======== Input for this task

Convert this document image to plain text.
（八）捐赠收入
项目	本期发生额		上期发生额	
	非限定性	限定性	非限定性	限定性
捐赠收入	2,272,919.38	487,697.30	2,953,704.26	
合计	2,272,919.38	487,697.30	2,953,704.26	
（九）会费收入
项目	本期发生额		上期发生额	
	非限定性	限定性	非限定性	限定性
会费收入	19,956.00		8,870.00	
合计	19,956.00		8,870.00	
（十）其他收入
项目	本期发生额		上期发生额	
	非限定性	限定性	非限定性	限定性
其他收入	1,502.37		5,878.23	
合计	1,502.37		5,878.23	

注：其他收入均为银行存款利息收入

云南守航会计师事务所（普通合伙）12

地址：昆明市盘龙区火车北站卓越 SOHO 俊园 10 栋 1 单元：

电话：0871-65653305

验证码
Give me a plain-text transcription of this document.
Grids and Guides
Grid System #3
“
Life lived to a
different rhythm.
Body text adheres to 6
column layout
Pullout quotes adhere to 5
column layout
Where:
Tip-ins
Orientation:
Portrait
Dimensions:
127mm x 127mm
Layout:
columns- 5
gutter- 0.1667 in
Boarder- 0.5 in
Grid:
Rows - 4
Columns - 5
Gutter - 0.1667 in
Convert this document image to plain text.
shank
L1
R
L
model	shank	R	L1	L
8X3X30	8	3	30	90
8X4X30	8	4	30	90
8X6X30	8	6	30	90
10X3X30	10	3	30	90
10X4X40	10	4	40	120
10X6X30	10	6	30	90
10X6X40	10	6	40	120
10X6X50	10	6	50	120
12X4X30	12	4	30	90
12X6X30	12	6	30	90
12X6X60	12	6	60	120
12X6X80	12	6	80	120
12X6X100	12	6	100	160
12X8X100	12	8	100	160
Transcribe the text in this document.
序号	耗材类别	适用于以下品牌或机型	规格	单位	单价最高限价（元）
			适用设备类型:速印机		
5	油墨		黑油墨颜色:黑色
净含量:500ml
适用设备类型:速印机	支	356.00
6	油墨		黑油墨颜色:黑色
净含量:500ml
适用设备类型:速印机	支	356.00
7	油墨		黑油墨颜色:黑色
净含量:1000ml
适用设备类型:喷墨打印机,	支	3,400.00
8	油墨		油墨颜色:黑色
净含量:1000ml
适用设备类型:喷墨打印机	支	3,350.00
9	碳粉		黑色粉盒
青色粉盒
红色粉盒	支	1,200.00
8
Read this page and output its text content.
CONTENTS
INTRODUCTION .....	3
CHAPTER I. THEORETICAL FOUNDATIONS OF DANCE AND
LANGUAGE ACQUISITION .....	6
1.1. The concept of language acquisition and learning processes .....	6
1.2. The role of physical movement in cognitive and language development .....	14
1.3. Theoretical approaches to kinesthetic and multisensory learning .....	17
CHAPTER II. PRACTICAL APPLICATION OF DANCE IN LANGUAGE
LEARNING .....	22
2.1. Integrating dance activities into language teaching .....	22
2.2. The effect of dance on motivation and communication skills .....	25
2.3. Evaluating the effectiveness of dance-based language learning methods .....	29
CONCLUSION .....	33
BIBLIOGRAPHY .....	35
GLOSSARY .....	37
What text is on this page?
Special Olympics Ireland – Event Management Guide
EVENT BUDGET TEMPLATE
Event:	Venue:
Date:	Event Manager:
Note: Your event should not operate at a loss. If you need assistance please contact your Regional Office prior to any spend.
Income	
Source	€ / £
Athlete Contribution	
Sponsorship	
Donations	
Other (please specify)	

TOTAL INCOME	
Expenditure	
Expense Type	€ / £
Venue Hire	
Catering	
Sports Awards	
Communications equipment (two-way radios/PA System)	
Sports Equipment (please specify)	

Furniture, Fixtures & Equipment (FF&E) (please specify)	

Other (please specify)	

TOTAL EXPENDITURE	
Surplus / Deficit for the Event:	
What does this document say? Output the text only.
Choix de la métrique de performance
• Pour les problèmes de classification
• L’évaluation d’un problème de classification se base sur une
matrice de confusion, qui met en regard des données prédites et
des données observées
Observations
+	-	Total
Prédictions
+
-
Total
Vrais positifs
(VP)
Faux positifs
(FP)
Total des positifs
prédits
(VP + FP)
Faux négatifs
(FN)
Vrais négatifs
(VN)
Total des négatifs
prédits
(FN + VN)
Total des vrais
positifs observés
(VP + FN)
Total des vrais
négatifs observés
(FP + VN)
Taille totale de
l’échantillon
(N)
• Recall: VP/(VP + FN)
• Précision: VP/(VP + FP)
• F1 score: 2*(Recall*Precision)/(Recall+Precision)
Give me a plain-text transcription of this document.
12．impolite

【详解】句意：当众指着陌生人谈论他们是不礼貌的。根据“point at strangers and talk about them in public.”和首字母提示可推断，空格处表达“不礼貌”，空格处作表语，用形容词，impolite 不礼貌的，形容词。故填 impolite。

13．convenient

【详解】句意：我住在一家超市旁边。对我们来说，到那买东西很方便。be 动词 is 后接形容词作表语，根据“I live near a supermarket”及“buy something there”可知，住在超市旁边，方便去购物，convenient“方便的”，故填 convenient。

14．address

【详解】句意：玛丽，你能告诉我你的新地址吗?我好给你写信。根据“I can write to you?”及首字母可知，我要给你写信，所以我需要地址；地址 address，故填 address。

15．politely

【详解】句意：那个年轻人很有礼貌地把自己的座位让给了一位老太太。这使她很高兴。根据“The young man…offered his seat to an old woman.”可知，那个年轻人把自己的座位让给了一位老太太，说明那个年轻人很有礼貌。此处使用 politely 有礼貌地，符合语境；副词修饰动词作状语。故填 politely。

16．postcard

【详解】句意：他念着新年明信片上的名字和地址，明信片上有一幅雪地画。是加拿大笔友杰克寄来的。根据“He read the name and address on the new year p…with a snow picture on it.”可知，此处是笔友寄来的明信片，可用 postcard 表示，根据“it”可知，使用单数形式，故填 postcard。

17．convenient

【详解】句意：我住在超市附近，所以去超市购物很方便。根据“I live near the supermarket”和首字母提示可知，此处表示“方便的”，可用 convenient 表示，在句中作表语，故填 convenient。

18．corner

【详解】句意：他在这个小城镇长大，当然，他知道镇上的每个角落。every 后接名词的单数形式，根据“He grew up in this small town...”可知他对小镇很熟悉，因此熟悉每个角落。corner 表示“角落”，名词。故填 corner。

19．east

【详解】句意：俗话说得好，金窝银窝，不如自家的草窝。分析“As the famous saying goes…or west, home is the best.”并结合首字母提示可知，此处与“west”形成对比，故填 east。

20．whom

================

(Written instruction): Wherever the word "politely" occurs in a line of the listing, copy that line.

(Expected answer):
15．politely
【详解】句意：那个年轻人很有礼貌地把自己的座位让给了一位老太太。这使她很高兴。根据“The young man…offered his seat to an old woman.”可知，那个年轻人把自己的座位让给了一位老太太，说明那个年轻人很有礼貌。此处使用 politely 有礼貌地，符合语境；副词修饰动词作状语。故填 politely。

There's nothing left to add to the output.